Extracted data entries:

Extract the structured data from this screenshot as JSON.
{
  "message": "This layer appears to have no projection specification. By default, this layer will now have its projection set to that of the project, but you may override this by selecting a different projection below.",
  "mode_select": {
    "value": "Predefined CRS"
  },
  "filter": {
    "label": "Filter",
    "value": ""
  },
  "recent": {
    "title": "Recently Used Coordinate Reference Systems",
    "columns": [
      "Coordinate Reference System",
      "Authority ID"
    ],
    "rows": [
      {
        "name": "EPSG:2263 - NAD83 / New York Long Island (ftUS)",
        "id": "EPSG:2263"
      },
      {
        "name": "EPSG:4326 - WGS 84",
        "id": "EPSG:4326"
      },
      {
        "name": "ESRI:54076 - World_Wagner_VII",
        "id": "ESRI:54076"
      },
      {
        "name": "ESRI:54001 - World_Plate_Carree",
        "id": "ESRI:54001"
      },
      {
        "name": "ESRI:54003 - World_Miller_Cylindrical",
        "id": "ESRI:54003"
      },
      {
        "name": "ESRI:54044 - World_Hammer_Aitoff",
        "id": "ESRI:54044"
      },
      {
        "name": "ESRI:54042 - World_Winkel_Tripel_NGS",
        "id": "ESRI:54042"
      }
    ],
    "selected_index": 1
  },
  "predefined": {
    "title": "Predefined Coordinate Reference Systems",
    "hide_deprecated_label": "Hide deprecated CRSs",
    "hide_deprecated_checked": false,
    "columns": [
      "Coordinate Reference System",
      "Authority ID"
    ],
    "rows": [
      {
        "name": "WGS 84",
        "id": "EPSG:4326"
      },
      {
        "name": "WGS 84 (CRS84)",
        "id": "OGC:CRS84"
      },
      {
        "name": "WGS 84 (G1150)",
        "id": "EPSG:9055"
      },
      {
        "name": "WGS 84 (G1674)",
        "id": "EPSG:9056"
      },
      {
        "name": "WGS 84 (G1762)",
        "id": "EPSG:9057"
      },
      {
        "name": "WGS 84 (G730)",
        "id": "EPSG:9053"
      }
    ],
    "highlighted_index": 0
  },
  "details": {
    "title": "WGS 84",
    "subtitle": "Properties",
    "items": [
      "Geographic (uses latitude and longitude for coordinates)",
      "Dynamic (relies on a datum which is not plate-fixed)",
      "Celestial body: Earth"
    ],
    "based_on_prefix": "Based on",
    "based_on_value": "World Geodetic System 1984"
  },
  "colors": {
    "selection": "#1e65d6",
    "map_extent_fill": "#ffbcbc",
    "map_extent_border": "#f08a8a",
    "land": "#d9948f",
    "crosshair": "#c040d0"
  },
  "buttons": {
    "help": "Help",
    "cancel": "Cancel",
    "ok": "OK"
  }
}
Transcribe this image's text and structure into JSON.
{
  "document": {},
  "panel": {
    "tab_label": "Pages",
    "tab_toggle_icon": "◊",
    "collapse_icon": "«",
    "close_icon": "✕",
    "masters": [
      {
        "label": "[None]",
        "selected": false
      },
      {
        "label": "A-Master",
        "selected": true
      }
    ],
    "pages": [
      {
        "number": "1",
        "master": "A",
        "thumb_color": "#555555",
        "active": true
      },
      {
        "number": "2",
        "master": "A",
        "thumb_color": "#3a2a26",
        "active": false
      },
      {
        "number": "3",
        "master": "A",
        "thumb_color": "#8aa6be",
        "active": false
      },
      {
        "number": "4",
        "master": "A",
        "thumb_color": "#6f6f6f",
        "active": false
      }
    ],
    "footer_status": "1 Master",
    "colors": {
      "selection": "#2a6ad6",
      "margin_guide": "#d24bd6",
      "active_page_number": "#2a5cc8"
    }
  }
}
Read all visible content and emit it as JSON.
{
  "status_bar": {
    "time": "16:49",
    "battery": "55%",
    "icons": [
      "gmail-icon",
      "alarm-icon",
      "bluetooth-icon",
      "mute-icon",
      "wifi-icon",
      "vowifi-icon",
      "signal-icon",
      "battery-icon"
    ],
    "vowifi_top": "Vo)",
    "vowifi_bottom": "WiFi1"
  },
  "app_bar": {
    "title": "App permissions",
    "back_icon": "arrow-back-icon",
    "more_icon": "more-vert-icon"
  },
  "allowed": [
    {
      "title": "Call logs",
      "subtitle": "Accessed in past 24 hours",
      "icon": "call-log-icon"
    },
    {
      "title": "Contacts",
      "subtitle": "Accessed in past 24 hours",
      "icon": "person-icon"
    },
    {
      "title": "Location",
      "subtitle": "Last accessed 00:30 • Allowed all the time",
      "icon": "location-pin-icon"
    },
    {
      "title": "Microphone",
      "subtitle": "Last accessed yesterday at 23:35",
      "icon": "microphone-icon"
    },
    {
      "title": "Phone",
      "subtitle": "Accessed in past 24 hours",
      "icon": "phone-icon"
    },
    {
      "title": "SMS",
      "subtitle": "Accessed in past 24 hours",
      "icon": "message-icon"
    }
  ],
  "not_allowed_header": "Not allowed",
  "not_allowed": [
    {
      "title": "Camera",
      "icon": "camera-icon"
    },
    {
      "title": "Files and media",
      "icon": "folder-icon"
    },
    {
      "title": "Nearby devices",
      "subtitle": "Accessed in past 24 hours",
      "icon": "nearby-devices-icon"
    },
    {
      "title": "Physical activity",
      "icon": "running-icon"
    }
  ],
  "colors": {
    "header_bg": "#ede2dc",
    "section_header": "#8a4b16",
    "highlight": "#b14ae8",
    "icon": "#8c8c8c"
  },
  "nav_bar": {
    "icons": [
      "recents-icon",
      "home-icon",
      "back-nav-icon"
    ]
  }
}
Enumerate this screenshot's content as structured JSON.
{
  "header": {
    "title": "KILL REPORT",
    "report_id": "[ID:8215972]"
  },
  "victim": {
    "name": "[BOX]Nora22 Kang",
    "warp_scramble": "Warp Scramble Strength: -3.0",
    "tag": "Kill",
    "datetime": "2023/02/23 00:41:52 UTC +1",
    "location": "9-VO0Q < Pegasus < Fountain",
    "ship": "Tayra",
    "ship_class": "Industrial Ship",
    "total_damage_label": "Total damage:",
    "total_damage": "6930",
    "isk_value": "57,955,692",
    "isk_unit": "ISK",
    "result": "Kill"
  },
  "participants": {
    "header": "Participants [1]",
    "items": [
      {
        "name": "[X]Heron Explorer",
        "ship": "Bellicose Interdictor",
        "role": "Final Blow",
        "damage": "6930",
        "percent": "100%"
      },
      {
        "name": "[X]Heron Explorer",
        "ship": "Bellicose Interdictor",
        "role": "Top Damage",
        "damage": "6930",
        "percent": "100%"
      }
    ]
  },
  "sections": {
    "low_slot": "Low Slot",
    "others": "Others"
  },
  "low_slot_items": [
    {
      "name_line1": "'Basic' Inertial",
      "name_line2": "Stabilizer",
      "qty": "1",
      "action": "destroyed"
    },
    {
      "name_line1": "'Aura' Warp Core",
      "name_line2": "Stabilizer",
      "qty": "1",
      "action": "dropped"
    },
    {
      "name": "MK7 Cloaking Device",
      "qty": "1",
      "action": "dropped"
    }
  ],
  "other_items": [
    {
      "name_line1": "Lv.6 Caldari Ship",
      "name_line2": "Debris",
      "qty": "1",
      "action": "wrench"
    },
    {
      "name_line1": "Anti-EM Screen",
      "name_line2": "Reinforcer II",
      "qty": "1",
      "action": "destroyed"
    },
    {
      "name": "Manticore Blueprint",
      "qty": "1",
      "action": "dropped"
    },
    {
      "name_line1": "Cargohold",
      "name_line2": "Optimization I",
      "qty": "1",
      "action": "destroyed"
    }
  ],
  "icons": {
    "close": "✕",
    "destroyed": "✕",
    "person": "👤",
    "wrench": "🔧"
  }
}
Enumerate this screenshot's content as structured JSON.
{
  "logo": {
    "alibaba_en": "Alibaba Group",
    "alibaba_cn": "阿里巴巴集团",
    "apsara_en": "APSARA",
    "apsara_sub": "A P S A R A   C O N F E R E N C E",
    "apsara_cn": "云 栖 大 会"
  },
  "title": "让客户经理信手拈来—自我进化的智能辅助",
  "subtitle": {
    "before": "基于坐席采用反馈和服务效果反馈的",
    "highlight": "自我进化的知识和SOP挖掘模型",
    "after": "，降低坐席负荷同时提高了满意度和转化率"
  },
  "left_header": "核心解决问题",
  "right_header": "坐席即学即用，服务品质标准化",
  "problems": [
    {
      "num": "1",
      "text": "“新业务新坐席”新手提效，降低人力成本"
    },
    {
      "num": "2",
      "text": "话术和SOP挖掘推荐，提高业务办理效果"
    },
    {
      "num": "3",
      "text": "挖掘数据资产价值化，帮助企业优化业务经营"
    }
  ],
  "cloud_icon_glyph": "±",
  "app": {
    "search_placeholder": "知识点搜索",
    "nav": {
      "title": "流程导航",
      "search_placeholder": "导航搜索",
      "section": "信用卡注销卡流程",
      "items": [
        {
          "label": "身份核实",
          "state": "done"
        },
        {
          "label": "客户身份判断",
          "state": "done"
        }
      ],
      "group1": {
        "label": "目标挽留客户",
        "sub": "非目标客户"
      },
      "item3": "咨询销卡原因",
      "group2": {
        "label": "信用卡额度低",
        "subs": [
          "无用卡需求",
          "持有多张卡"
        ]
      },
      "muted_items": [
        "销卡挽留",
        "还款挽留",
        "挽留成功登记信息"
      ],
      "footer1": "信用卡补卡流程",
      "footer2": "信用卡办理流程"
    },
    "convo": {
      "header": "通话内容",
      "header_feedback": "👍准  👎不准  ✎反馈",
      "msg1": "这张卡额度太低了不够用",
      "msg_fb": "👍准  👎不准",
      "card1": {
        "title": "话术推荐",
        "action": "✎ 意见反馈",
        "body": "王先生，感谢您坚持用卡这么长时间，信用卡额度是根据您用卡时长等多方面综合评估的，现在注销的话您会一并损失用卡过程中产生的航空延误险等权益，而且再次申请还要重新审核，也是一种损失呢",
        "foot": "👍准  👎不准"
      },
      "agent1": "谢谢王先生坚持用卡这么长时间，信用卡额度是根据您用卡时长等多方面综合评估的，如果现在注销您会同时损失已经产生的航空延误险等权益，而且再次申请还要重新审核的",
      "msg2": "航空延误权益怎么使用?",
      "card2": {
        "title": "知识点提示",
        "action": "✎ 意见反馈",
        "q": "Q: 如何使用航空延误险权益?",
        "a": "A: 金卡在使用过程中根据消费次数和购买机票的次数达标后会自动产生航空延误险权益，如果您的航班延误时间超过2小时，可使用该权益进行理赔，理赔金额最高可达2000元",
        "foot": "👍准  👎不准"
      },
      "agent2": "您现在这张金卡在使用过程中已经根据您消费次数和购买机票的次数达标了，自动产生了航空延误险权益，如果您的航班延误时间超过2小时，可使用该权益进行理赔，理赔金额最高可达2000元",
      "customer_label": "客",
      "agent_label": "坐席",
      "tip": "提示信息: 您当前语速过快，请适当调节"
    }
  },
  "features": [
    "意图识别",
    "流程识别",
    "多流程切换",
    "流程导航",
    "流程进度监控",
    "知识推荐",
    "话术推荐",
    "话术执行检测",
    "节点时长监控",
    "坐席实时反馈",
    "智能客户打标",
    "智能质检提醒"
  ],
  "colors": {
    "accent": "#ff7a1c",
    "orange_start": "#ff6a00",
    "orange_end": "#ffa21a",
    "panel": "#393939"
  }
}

• _WHAT TO WORK ON_:
Which lines of the material contain the string "可使用该权益进行理赔"? List each of them.

• _TASK OUTPUT_:
        "a": "A: 金卡在使用过程中根据消费次数和购买机票的次数达标后会自动产生航空延误险权益，如果您的航班延误时间超过2小时，可使用该权益进行理赔，理赔金额最高可达2000元",
      "agent2": "您现在这张金卡在使用过程中已经根据您消费次数和购买机票的次数达标了，自动产生了航空延误险权益，如果您的航班延误时间超过2小时，可使用该权益进行理赔，理赔金额最高可达2000元",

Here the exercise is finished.